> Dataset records
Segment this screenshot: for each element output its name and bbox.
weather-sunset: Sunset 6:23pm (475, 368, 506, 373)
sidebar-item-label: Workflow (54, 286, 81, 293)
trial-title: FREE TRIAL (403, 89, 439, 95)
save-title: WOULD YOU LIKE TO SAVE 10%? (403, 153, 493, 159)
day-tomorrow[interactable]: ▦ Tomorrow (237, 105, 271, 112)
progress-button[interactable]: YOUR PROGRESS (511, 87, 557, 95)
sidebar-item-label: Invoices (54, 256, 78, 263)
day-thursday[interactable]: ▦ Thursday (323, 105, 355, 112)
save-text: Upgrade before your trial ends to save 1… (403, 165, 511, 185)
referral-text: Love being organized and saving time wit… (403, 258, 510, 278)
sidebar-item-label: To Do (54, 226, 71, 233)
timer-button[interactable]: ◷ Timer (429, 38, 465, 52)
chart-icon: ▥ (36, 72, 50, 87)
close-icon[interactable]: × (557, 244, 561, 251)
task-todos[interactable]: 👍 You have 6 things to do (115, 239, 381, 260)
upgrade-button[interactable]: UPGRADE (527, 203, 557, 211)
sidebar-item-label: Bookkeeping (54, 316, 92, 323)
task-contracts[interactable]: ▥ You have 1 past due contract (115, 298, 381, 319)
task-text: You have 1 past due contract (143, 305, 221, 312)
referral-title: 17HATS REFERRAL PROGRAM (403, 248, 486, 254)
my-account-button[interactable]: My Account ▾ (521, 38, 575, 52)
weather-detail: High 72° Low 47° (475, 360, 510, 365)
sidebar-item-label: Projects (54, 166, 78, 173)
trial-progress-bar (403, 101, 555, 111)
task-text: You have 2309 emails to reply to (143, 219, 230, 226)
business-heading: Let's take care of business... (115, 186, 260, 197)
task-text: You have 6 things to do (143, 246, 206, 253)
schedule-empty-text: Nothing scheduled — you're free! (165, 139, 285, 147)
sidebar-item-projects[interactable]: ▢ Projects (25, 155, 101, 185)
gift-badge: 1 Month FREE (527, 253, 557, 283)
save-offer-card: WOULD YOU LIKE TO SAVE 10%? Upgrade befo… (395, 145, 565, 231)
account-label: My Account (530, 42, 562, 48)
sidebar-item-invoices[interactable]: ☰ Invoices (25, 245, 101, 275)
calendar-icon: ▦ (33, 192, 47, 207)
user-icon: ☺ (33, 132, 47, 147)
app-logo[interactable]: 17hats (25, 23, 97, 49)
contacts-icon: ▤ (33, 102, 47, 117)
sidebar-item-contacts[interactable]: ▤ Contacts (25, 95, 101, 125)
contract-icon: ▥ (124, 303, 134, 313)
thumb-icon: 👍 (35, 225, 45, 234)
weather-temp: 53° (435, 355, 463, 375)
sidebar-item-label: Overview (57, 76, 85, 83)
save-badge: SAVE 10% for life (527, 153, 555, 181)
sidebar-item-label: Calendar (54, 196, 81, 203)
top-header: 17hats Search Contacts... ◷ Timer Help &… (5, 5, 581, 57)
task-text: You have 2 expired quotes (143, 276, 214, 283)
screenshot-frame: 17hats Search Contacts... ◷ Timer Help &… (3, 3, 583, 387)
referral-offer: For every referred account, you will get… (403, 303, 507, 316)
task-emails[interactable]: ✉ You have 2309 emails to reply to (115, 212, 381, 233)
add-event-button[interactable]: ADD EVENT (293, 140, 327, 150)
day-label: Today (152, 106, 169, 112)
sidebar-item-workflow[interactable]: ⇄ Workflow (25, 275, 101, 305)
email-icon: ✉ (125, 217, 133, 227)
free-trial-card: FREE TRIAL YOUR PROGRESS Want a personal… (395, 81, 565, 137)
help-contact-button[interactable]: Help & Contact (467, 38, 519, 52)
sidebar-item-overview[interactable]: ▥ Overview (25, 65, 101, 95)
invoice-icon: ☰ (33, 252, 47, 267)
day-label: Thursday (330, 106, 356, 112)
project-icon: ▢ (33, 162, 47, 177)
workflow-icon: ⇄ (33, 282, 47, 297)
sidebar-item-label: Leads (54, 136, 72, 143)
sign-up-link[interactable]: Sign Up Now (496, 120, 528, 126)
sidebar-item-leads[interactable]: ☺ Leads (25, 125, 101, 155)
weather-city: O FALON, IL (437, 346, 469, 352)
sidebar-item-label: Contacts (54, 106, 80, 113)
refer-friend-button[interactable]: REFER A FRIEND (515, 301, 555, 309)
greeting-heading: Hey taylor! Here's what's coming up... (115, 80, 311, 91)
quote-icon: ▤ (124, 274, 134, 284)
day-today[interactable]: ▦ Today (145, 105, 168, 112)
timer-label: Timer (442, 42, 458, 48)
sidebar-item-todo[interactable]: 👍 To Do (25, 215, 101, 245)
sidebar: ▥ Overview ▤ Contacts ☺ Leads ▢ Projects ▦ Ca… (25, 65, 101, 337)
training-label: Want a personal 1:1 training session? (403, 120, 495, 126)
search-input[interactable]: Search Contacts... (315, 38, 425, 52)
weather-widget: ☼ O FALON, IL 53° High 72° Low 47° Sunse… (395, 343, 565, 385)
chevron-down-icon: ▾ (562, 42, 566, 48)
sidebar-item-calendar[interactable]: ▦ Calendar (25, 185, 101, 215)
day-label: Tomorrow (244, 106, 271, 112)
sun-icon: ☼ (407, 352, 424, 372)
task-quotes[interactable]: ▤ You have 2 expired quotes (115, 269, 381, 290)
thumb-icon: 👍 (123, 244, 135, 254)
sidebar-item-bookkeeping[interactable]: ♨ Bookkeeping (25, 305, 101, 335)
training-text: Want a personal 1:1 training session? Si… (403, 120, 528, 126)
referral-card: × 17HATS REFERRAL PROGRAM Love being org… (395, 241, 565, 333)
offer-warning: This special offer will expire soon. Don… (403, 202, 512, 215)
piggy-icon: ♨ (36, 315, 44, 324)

> Set exercise
Please print the records from the start through the line containing "timer-button[interactable]: ◷ Timer", both ends included, with every line reproduced without change.

> Final result
Segment this screenshot: for each element output its name and bbox.
weather-sunset: Sunset 6:23pm (475, 368, 506, 373)
sidebar-item-label: Workflow (54, 286, 81, 293)
trial-title: FREE TRIAL (403, 89, 439, 95)
save-title: WOULD YOU LIKE TO SAVE 10%? (403, 153, 493, 159)
day-tomorrow[interactable]: ▦ Tomorrow (237, 105, 271, 112)
progress-button[interactable]: YOUR PROGRESS (511, 87, 557, 95)
sidebar-item-label: Invoices (54, 256, 78, 263)
day-thursday[interactable]: ▦ Thursday (323, 105, 355, 112)
save-text: Upgrade before your trial ends to save 1… (403, 165, 511, 185)
referral-text: Love being organized and saving time wit… (403, 258, 510, 278)
sidebar-item-label: To Do (54, 226, 71, 233)
timer-button[interactable]: ◷ Timer (429, 38, 465, 52)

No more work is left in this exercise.